Records that describe figures
^^^^
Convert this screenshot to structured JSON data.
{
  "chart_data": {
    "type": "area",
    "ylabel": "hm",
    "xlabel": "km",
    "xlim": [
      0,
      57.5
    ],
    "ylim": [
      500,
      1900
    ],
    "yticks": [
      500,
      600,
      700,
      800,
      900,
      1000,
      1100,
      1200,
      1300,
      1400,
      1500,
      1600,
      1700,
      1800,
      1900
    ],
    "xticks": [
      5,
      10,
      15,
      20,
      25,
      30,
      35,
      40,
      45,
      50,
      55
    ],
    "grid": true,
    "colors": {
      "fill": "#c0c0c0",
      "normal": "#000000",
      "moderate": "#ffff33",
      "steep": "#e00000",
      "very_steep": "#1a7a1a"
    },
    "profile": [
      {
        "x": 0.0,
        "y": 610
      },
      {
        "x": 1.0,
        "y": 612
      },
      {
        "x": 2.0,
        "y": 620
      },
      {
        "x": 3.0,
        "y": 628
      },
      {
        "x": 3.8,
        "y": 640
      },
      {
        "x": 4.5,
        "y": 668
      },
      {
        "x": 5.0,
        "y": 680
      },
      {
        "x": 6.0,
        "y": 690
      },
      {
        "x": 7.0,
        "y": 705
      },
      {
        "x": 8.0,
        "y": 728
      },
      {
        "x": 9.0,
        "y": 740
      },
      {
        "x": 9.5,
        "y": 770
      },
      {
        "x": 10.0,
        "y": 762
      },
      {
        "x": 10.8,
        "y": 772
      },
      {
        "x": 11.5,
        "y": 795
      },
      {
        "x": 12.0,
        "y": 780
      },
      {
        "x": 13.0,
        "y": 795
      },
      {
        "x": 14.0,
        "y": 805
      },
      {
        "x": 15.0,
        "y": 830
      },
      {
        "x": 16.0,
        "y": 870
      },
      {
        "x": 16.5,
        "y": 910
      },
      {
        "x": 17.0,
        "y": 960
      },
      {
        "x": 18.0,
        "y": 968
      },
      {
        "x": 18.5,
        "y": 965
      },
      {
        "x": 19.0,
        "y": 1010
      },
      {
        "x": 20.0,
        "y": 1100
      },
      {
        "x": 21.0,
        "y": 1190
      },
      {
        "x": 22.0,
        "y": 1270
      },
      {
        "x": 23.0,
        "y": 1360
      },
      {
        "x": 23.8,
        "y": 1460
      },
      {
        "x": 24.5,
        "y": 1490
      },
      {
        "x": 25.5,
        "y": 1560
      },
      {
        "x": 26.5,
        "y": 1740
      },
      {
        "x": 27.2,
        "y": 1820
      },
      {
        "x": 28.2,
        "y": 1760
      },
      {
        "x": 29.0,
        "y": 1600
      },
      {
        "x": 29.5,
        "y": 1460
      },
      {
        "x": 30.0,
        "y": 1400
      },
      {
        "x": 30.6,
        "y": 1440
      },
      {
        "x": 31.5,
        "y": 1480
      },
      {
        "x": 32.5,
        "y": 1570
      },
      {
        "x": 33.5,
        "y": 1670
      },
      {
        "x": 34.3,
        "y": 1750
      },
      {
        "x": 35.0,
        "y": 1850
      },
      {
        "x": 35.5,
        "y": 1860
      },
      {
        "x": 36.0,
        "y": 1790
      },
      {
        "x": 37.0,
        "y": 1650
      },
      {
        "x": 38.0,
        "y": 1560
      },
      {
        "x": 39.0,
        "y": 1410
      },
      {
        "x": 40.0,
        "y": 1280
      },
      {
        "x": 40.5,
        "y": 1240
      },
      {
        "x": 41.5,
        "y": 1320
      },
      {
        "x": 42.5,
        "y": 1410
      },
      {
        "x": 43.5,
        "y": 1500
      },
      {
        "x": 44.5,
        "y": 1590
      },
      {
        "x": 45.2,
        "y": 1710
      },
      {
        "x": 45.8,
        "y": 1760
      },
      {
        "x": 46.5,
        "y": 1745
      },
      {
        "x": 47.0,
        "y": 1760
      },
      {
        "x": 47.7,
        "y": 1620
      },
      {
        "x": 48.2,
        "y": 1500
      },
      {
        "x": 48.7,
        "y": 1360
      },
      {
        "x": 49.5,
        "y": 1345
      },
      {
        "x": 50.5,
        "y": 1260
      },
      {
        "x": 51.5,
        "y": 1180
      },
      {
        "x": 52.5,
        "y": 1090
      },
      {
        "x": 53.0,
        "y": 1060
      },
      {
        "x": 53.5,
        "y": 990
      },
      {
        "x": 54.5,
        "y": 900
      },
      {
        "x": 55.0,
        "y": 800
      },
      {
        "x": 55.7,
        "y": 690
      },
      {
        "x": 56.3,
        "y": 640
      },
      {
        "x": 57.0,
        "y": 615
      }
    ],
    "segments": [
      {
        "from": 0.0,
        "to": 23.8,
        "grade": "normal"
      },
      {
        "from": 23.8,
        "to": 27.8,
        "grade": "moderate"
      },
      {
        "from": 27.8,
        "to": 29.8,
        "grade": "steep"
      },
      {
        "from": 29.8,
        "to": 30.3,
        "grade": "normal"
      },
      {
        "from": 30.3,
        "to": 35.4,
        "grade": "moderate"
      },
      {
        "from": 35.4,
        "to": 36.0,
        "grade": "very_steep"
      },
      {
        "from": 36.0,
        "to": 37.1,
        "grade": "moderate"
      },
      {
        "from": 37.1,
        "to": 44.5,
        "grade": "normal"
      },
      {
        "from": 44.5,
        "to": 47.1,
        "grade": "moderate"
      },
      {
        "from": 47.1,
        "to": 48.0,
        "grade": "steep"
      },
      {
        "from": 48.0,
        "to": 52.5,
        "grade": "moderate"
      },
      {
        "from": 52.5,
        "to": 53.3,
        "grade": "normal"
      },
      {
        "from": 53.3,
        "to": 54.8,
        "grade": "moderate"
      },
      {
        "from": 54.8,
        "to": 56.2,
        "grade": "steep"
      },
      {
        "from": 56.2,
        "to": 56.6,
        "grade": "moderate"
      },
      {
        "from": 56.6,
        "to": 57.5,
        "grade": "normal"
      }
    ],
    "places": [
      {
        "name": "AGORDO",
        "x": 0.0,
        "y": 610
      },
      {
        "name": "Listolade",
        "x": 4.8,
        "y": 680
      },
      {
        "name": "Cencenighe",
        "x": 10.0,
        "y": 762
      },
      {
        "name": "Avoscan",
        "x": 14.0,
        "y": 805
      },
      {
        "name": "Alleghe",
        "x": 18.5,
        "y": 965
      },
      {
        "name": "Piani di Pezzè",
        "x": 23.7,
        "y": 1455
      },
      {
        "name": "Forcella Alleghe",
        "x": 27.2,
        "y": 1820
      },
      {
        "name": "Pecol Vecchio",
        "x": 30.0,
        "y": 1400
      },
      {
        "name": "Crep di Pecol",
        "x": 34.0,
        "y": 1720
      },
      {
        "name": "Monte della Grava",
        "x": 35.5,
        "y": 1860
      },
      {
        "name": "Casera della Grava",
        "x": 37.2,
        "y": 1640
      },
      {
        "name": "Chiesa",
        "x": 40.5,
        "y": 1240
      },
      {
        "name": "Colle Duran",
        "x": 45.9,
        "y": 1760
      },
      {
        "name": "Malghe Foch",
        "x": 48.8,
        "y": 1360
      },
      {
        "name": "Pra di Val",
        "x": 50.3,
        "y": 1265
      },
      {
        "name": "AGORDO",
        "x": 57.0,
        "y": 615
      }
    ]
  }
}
^^^^
*Problem*: Using the exact wording, write out all of the records.

*Response to the exercise*:
Convert this screenshot to structured JSON data.
{
  "chart_data": {
    "type": "area",
    "ylabel": "hm",
    "xlabel": "km",
    "xlim": [
      0,
      57.5
    ],
    "ylim": [
      500,
      1900
    ],
    "yticks": [
      500,
      600,
      700,
      800,
      900,
      1000,
      1100,
      1200,
      1300,
      1400,
      1500,
      1600,
      1700,
      1800,
      1900
    ],
    "xticks": [
      5,
      10,
      15,
      20,
      25,
      30,
      35,
      40,
      45,
      50,
      55
    ],
    "grid": true,
    "colors": {
      "fill": "#c0c0c0",
      "normal": "#000000",
      "moderate": "#ffff33",
      "steep": "#e00000",
      "very_steep": "#1a7a1a"
    },
    "profile": [
      {
        "x": 0.0,
        "y": 610
      },
      {
        "x": 1.0,
        "y": 612
      },
      {
        "x": 2.0,
        "y": 620
      },
      {
        "x": 3.0,
        "y": 628
      },
      {
        "x": 3.8,
        "y": 640
      },
      {
        "x": 4.5,
        "y": 668
      },
      {
        "x": 5.0,
        "y": 680
      },
      {
        "x": 6.0,
        "y": 690
      },
      {
        "x": 7.0,
        "y": 705
      },
      {
        "x": 8.0,
        "y": 728
      },
      {
        "x": 9.0,
        "y": 740
      },
      {
        "x": 9.5,
        "y": 770
      },
      {
        "x": 10.0,
        "y": 762
      },
      {
        "x": 10.8,
        "y": 772
      },
      {
        "x": 11.5,
        "y": 795
      },
      {
        "x": 12.0,
        "y": 780
      },
      {
        "x": 13.0,
        "y": 795
      },
      {
        "x": 14.0,
        "y": 805
      },
      {
        "x": 15.0,
        "y": 830
      },
      {
        "x": 16.0,
        "y": 870
      },
      {
        "x": 16.5,
        "y": 910
      },
      {
        "x": 17.0,
        "y": 960
      },
      {
        "x": 18.0,
        "y": 968
      },
      {
        "x": 18.5,
        "y": 965
      },
      {
        "x": 19.0,
        "y": 1010
      },
      {
        "x": 20.0,
        "y": 1100
      },
      {
        "x": 21.0,
        "y": 1190
      },
      {
        "x": 22.0,
        "y": 1270
      },
      {
        "x": 23.0,
        "y": 1360
      },
      {
        "x": 23.8,
        "y": 1460
      },
      {
        "x": 24.5,
        "y": 1490
      },
      {
        "x": 25.5,
        "y": 1560
      },
      {
        "x": 26.5,
        "y": 1740
      },
      {
        "x": 27.2,
        "y": 1820
      },
      {
        "x": 28.2,
        "y": 1760
      },
      {
        "x": 29.0,
        "y": 1600
      },
      {
        "x": 29.5,
        "y": 1460
      },
      {
        "x": 30.0,
        "y": 1400
      },
      {
        "x": 30.6,
        "y": 1440
      },
      {
        "x": 31.5,
        "y": 1480
      },
      {
        "x": 32.5,
        "y": 1570
      },
      {
        "x": 33.5,
        "y": 1670
      },
      {
        "x": 34.3,
        "y": 1750
      },
      {
        "x": 35.0,
        "y": 1850
      },
      {
        "x": 35.5,
        "y": 1860
      },
      {
        "x": 36.0,
        "y": 1790
      },
      {
        "x": 37.0,
        "y": 1650
      },
      {
        "x": 38.0,
        "y": 1560
      },
      {
        "x": 39.0,
        "y": 1410
      },
      {
        "x": 40.0,
        "y": 1280
      },
      {
        "x": 40.5,
        "y": 1240
      },
      {
        "x": 41.5,
        "y": 1320
      },
      {
        "x": 42.5,
        "y": 1410
      },
      {
        "x": 43.5,
        "y": 1500
      },
      {
        "x": 44.5,
        "y": 1590
      },
      {
        "x": 45.2,
        "y": 1710
      },
      {
        "x": 45.8,
        "y": 1760
      },
      {
        "x": 46.5,
        "y": 1745
      },
      {
        "x": 47.0,
        "y": 1760
      },
      {
        "x": 47.7,
        "y": 1620
      },
      {
        "x": 48.2,
        "y": 1500
      },
      {
        "x": 48.7,
        "y": 1360
      },
      {
        "x": 49.5,
        "y": 1345
      },
      {
        "x": 50.5,
        "y": 1260
      },
      {
        "x": 51.5,
        "y": 1180
      },
      {
        "x": 52.5,
        "y": 1090
      },
      {
        "x": 53.0,
        "y": 1060
      },
      {
        "x": 53.5,
        "y": 990
      },
      {
        "x": 54.5,
        "y": 900
      },
      {
        "x": 55.0,
        "y": 800
      },
      {
        "x": 55.7,
        "y": 690
      },
      {
        "x": 56.3,
        "y": 640
      },
      {
        "x": 57.0,
        "y": 615
      }
    ],
    "segments": [
      {
        "from": 0.0,
        "to": 23.8,
        "grade": "normal"
      },
      {
        "from": 23.8,
        "to": 27.8,
        "grade": "moderate"
      },
      {
        "from": 27.8,
        "to": 29.8,
        "grade": "steep"
      },
      {
        "from": 29.8,
        "to": 30.3,
        "grade": "normal"
      },
      {
        "from": 30.3,
        "to": 35.4,
        "grade": "moderate"
      },
      {
        "from": 35.4,
        "to": 36.0,
        "grade": "very_steep"
      },
      {
        "from": 36.0,
        "to": 37.1,
        "grade": "moderate"
      },
      {
        "from": 37.1,
        "to": 44.5,
        "grade": "normal"
      },
      {
        "from": 44.5,
        "to": 47.1,
        "grade": "moderate"
      },
      {
        "from": 47.1,
        "to": 48.0,
        "grade": "steep"
      },
      {
        "from": 48.0,
        "to": 52.5,
        "grade": "moderate"
      },
      {
        "from": 52.5,
        "to": 53.3,
        "grade": "normal"
      },
      {
        "from": 53.3,
        "to": 54.8,
        "grade": "moderate"
      },
      {
        "from": 54.8,
        "to": 56.2,
        "grade": "steep"
      },
      {
        "from": 56.2,
        "to": 56.6,
        "grade": "moderate"
      },
      {
        "from": 56.6,
        "to": 57.5,
        "grade": "normal"
      }
    ],
    "places": [
      {
        "name": "AGORDO",
        "x": 0.0,
        "y": 610
      },
      {
        "name": "Listolade",
        "x": 4.8,
        "y": 680
      },
      {
        "name": "Cencenighe",
        "x": 10.0,
        "y": 762
      },
      {
        "name": "Avoscan",
        "x": 14.0,
        "y": 805
      },
      {
        "name": "Alleghe",
        "x": 18.5,
        "y": 965
      },
      {
        "name": "Piani di Pezzè",
        "x": 23.7,
        "y": 1455
      },
      {
        "name": "Forcella Alleghe",
        "x": 27.2,
        "y": 1820
      },
      {
        "name": "Pecol Vecchio",
        "x": 30.0,
        "y": 1400
      },
      {
        "name": "Crep di Pecol",
        "x": 34.0,
        "y": 1720
      },
      {
        "name": "Monte della Grava",
        "x": 35.5,
        "y": 1860
      },
      {
        "name": "Casera della Grava",
        "x": 37.2,
        "y": 1640
      },
      {
        "name": "Chiesa",
        "x": 40.5,
        "y": 1240
      },
      {
        "name": "Colle Duran",
        "x": 45.9,
        "y": 1760
      },
      {
        "name": "Malghe Foch",
        "x": 48.8,
        "y": 1360
      },
      {
        "name": "Pra di Val",
        "x": 50.3,
        "y": 1265
      },
      {
        "name": "AGORDO",
        "x": 57.0,
        "y": 615
      }
    ]
  }
}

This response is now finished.